Set task:
Every line of the data that contains the string "ffffff" must be copied.
>> begin
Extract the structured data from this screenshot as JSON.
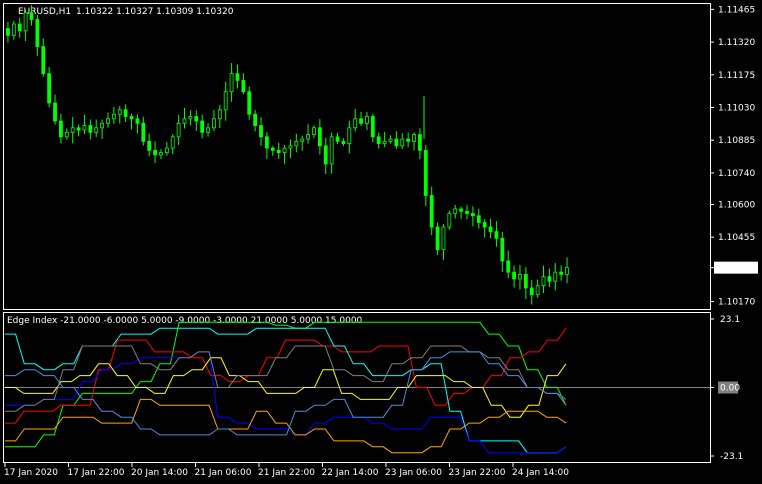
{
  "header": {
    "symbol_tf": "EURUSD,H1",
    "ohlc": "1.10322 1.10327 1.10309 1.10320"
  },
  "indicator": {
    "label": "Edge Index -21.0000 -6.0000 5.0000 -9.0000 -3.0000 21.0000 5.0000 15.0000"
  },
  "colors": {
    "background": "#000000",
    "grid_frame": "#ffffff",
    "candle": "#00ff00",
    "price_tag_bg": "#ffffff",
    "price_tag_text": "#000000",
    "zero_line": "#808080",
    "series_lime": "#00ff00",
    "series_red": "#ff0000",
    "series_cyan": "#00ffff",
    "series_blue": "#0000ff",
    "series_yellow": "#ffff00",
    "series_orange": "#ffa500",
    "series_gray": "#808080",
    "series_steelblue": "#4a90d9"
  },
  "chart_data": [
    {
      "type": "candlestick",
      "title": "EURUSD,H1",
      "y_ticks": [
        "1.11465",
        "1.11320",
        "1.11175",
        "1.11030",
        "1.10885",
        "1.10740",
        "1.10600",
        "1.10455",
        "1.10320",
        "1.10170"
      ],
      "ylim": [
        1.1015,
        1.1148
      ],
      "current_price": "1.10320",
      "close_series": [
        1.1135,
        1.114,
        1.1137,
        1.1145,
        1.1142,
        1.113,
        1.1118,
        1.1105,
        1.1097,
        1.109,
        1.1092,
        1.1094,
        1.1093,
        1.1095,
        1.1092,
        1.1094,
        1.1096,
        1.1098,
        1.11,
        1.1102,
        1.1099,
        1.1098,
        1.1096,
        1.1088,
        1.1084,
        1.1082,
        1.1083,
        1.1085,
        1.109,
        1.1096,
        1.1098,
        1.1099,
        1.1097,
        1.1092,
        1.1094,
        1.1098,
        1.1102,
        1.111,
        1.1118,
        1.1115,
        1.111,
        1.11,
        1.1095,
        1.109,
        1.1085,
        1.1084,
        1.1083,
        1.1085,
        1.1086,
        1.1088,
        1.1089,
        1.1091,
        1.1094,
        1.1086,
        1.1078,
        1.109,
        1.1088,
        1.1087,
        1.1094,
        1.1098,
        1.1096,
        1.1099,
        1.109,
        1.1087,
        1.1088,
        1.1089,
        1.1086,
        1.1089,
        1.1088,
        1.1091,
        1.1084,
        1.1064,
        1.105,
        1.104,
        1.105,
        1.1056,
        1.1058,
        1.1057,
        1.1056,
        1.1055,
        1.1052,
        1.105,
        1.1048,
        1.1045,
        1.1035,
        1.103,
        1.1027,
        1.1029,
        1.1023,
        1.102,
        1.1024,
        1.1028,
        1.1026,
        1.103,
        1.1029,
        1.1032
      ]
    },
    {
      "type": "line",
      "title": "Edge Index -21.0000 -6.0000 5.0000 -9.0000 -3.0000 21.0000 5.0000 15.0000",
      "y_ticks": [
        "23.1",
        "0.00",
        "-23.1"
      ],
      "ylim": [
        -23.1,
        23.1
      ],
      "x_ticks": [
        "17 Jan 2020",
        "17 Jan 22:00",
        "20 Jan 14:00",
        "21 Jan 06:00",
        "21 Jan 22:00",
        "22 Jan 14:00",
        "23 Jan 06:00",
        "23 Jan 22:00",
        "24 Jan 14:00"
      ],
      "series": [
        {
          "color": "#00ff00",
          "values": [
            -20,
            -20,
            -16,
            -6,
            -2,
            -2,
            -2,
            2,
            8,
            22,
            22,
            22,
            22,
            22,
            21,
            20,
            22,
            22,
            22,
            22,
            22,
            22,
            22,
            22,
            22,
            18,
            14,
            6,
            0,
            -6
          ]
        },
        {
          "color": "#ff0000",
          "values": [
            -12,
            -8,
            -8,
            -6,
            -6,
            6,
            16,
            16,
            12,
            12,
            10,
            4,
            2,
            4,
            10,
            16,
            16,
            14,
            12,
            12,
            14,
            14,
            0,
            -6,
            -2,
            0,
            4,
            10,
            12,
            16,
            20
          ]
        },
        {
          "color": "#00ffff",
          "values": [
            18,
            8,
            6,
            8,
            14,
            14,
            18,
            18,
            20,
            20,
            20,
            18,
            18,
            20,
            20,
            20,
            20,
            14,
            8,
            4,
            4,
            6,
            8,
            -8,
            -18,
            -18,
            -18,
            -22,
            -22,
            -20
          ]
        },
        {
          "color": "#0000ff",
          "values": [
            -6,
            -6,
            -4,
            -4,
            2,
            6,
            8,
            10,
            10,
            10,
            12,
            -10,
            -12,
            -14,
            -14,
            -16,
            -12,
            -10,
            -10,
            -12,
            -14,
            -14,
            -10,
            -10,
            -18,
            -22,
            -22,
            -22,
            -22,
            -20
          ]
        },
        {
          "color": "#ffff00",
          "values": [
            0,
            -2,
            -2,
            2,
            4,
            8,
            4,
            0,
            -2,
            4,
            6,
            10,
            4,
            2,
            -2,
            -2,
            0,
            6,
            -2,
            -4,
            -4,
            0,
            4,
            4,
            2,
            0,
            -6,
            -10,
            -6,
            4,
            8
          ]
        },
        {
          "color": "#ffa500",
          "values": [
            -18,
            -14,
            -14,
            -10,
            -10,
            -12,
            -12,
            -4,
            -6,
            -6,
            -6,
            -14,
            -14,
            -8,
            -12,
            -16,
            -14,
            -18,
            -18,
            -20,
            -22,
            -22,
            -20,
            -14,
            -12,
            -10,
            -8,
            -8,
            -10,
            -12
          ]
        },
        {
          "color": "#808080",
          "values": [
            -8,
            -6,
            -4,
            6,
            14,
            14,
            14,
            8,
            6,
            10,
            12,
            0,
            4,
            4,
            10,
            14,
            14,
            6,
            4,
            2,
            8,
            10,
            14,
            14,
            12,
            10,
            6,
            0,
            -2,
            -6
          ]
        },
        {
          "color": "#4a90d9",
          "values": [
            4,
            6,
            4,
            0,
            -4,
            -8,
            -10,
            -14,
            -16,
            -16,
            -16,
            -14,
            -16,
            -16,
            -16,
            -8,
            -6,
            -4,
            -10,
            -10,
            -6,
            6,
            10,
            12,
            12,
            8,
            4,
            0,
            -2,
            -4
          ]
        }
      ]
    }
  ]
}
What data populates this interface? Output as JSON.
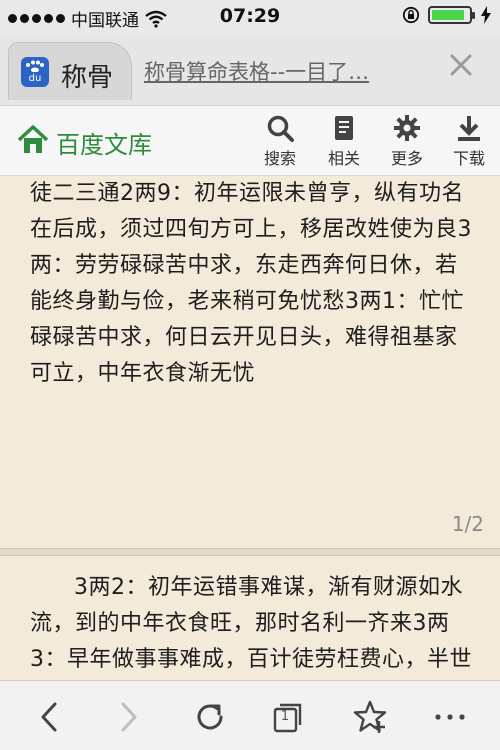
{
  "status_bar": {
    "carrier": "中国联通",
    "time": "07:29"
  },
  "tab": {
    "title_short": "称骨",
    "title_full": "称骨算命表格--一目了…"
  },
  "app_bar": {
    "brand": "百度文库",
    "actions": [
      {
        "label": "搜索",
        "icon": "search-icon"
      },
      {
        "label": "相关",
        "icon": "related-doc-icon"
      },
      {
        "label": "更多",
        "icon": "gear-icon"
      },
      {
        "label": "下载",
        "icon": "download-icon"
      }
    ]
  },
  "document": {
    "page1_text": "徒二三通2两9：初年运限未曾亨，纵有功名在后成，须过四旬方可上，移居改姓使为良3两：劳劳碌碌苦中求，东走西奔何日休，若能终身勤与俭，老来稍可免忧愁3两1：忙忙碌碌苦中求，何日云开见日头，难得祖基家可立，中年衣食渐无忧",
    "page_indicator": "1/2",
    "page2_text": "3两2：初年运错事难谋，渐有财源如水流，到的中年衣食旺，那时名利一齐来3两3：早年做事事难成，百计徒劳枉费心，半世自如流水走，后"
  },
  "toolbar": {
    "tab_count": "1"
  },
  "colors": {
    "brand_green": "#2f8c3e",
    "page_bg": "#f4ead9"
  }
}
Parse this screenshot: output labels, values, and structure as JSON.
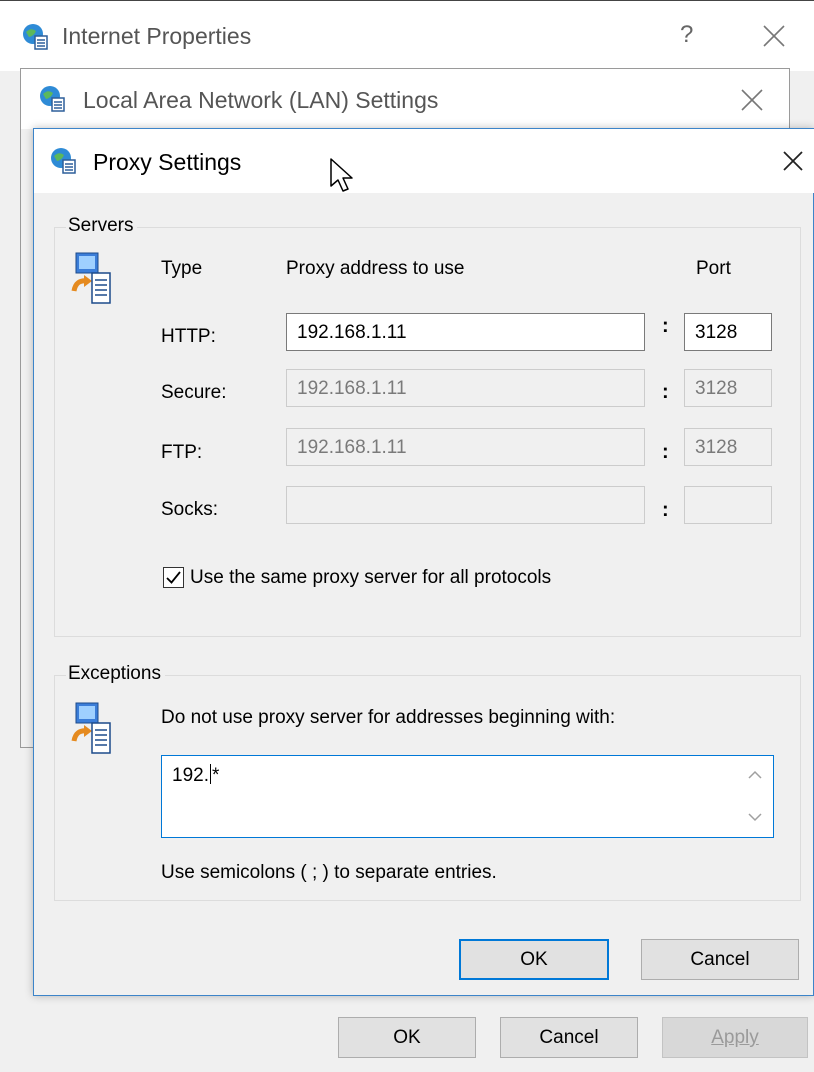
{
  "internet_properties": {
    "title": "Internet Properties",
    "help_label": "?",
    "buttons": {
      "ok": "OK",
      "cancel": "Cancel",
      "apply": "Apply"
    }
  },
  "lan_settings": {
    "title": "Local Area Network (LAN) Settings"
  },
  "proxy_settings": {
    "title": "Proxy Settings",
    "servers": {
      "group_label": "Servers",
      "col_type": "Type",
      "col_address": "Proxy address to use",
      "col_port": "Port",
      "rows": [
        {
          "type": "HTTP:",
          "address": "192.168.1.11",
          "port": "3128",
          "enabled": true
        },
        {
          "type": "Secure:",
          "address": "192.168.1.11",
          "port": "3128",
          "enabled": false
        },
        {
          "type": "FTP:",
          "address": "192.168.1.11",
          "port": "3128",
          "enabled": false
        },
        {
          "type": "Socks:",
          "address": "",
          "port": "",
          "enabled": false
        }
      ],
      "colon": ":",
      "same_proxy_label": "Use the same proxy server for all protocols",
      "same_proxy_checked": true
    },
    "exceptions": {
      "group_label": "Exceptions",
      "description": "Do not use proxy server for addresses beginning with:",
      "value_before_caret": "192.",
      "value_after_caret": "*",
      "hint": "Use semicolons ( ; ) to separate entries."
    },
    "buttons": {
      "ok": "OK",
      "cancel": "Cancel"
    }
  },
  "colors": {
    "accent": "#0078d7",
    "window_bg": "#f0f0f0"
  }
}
>> end
Task result:
    "grid_frame": "#ffffff",
    "price_tag_bg": "#ffffff",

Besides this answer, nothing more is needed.